Problem statement
Only lines holding the word "Read" are wanted from the records; copy all of them.

*** Opening Available data ***

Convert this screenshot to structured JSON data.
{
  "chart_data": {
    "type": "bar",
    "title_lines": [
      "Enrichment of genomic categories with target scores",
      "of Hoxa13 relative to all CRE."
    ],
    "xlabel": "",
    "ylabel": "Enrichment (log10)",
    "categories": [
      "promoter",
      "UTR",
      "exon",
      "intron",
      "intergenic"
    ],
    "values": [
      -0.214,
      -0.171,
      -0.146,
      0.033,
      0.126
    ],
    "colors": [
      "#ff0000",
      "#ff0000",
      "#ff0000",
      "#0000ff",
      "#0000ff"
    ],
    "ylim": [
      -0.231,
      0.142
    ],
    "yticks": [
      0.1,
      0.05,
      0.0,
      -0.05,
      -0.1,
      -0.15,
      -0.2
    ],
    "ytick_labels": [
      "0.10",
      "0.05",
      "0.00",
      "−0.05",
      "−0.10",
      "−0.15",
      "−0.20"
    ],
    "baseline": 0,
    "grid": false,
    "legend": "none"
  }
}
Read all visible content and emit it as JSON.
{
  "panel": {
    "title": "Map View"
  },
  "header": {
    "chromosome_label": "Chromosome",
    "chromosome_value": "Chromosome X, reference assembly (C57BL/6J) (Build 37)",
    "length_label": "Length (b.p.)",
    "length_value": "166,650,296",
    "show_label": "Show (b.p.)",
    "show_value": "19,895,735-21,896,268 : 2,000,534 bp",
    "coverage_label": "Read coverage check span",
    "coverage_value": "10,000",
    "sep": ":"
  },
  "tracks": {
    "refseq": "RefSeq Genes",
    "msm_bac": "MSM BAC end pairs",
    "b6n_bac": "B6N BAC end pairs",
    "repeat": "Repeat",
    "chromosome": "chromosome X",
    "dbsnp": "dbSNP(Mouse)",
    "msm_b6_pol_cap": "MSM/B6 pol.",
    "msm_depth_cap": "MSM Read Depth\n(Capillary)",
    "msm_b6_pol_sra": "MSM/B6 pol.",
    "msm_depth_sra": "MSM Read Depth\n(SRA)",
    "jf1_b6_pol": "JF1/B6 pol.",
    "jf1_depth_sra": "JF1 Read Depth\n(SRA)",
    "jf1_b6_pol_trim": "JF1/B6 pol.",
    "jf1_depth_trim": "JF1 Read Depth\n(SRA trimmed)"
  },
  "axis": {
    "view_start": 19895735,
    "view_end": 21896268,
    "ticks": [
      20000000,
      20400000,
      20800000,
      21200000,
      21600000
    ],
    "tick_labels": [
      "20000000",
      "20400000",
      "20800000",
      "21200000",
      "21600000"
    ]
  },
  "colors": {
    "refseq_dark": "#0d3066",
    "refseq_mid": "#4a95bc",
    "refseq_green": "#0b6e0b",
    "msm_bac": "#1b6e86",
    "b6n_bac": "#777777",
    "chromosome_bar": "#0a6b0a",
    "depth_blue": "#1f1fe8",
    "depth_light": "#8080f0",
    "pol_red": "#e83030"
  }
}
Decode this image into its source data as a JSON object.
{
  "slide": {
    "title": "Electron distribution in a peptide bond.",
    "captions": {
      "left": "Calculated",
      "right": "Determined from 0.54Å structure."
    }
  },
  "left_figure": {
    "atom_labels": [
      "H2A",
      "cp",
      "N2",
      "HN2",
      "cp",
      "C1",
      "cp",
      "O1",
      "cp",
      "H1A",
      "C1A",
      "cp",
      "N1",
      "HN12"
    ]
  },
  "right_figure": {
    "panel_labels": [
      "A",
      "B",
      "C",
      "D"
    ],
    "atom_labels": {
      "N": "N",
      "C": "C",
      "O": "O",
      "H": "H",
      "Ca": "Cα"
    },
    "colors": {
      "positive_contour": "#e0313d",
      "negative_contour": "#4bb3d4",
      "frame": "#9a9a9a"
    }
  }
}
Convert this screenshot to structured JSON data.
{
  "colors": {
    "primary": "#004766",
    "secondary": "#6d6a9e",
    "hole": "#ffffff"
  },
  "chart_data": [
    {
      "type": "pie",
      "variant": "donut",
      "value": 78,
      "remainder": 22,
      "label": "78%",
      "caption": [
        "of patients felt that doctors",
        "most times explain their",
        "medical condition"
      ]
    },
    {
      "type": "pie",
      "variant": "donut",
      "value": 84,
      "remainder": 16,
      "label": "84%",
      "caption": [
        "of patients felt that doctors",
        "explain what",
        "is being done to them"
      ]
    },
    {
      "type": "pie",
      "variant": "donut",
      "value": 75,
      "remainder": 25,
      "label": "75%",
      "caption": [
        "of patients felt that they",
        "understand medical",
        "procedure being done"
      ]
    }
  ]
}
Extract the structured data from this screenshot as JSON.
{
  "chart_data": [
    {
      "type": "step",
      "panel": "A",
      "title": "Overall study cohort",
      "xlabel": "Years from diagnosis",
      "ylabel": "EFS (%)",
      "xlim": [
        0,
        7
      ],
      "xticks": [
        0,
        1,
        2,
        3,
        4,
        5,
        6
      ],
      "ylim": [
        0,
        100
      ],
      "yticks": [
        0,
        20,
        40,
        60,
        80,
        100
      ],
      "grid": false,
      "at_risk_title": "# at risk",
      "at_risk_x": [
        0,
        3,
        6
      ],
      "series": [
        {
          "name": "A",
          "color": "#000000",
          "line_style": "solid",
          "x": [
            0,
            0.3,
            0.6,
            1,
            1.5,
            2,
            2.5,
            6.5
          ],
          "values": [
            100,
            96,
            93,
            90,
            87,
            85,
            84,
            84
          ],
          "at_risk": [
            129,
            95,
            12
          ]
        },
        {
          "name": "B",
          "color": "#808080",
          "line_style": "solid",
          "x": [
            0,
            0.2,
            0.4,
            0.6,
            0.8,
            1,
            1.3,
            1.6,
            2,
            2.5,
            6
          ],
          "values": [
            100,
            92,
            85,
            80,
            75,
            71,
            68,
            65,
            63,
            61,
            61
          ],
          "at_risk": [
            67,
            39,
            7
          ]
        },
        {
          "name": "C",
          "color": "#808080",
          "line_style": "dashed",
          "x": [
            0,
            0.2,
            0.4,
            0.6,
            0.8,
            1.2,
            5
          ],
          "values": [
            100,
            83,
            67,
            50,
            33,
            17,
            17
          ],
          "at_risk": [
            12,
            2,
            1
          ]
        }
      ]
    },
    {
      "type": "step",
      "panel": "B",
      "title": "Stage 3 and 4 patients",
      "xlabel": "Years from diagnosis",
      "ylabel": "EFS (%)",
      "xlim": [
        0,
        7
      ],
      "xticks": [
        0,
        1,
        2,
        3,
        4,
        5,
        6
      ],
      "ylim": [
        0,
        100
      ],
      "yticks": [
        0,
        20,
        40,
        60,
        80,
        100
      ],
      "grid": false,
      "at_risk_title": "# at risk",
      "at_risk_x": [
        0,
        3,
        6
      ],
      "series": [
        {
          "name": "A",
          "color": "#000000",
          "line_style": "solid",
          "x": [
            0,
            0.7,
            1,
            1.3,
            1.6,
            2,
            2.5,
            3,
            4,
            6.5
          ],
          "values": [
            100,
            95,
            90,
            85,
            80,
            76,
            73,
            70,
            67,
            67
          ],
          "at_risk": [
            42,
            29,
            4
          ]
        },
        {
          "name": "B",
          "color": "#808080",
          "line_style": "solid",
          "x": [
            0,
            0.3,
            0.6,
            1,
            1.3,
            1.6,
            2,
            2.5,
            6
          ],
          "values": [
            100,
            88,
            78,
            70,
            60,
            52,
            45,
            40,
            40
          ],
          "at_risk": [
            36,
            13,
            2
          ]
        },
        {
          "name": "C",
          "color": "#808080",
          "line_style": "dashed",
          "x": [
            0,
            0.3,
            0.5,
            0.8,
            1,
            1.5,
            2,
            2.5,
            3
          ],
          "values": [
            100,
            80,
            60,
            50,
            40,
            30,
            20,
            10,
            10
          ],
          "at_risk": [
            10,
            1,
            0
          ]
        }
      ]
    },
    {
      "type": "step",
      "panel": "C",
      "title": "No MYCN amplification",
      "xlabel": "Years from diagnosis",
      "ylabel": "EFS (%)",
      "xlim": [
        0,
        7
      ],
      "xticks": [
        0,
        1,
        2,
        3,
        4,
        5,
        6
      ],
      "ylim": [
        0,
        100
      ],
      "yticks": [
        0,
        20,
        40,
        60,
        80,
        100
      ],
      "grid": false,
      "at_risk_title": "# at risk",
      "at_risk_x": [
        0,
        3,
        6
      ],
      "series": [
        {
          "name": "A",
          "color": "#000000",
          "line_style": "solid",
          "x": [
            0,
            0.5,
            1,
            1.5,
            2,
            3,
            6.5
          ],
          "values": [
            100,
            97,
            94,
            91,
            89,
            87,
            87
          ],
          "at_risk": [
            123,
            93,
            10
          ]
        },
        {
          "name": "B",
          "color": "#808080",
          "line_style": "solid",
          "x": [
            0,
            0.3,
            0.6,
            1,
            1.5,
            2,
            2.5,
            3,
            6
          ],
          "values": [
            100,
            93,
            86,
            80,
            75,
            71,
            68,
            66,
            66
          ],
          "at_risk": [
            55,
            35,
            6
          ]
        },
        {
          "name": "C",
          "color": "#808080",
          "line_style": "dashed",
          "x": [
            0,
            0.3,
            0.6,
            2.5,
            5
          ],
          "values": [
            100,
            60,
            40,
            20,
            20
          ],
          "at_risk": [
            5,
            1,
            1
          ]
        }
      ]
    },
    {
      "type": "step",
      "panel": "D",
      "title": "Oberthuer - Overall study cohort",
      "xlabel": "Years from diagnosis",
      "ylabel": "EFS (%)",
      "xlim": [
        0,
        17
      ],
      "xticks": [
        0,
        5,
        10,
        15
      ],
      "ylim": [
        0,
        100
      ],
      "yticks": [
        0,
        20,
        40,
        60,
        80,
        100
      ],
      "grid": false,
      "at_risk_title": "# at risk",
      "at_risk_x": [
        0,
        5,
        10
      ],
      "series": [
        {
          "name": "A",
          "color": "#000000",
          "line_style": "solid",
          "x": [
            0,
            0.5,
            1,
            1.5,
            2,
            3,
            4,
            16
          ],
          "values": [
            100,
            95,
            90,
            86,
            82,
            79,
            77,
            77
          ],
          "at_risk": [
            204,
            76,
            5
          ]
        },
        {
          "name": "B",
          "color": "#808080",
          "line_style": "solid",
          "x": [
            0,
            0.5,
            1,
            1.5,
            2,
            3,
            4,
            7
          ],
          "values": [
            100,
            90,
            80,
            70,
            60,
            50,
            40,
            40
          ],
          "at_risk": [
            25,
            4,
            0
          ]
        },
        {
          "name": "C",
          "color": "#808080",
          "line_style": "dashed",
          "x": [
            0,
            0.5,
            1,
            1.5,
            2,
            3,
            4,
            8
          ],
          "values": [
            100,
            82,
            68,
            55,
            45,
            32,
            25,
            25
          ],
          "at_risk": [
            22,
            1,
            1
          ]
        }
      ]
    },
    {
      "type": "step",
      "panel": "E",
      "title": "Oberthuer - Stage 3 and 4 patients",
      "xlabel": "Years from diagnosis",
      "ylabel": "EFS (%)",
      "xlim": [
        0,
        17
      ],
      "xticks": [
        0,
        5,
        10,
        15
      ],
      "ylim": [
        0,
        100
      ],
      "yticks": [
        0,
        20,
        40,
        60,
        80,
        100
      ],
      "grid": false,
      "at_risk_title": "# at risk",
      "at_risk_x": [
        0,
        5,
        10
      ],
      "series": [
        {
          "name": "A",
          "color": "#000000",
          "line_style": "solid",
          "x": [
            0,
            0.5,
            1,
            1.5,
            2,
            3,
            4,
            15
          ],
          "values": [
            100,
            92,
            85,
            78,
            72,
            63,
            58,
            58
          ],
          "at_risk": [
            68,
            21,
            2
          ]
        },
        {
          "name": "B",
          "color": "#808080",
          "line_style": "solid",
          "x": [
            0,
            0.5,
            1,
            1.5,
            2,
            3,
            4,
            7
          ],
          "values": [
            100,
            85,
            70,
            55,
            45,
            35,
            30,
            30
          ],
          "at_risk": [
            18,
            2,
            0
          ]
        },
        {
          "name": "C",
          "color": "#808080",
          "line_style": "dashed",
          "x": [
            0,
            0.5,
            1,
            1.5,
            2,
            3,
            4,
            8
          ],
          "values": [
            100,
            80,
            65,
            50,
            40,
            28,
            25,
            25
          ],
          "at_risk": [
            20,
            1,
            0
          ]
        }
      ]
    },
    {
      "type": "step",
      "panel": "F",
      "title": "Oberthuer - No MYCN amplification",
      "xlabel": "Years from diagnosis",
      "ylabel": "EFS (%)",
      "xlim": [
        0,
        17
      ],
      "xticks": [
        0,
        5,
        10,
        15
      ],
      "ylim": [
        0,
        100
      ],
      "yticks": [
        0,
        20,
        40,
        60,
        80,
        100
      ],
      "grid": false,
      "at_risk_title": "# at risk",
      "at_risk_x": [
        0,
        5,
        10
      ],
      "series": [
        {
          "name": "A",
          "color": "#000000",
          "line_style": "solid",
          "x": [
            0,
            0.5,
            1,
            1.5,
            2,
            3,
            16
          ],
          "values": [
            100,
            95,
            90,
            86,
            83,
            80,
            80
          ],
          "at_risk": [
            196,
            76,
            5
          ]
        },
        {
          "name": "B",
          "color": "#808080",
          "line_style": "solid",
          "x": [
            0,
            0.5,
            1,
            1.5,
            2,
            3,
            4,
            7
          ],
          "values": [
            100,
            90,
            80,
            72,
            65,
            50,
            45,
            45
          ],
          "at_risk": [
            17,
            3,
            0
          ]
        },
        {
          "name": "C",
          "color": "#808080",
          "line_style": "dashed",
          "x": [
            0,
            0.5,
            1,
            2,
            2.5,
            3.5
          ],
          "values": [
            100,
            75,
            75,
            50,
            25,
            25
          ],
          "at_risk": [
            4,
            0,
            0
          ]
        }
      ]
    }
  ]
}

*** Closing Available data ***

Answer below
Read all visible content and emit it as JSON.
    "coverage_label": "Read coverage check span",
    "msm_depth_cap": "MSM Read Depth\n(Capillary)",
    "msm_depth_sra": "MSM Read Depth\n(SRA)",
    "jf1_depth_sra": "JF1 Read Depth\n(SRA)",
    "jf1_depth_trim": "JF1 Read Depth\n(SRA trimmed)"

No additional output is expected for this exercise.